DATASET CONTENT

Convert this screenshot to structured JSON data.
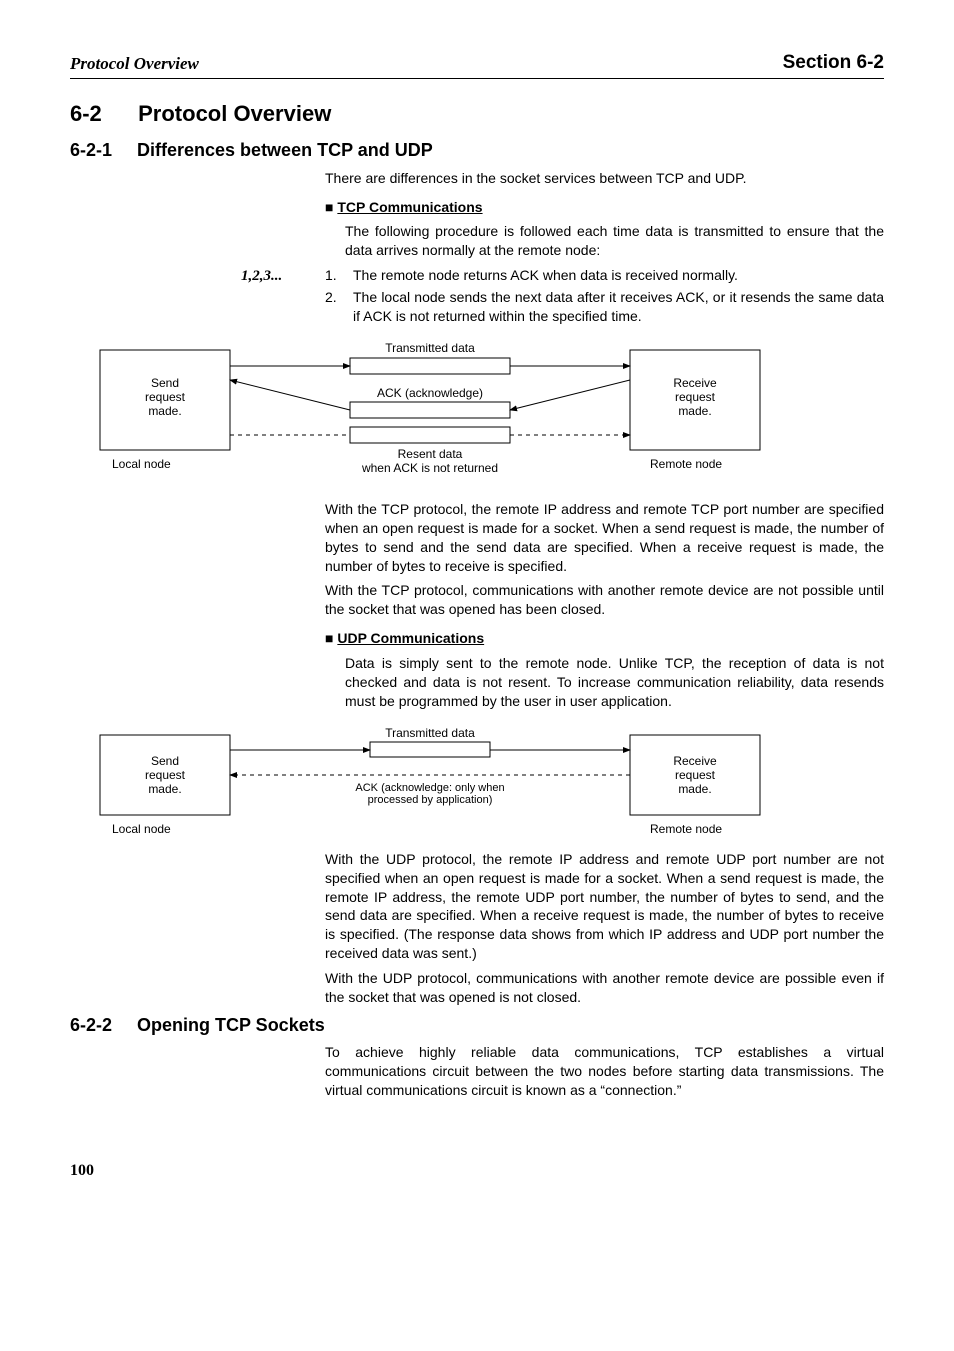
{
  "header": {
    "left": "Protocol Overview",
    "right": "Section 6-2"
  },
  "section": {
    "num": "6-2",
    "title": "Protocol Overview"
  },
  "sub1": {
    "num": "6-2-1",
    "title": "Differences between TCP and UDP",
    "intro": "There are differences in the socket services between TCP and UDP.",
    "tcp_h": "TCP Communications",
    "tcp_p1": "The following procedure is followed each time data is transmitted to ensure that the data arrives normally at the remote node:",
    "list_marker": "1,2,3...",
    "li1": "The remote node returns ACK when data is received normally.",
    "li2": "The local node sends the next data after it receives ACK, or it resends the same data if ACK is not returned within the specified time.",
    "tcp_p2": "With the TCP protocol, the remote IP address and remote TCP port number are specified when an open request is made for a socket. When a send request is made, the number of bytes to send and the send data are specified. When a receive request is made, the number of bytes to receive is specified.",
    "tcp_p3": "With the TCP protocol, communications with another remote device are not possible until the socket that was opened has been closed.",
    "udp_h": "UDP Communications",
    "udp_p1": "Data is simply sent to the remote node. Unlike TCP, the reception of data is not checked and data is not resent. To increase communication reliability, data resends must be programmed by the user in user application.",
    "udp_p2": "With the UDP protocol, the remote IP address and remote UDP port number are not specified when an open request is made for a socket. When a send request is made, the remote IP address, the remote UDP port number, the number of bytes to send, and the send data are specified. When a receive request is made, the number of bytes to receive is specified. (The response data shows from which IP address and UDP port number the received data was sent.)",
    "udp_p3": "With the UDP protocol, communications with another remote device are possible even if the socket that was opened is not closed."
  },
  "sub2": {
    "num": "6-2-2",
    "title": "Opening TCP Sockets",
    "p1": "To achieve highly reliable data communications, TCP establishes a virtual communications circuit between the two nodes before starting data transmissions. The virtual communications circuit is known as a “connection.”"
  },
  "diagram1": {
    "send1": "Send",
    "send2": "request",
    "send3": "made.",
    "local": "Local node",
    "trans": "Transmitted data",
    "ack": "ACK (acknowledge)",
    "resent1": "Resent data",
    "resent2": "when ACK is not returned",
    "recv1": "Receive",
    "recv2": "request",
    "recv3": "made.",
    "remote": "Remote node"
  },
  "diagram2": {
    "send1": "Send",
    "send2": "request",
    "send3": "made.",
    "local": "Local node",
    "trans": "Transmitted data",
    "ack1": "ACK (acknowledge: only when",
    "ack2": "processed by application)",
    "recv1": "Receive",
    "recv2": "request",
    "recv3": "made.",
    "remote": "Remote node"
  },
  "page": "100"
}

WRITTEN TASK
List the lines of the material in which the word "title" occurs.

WORKED ANSWER
    "title": "Protocol Overview"
    "title": "Differences between TCP and UDP",
    "title": "Opening TCP Sockets",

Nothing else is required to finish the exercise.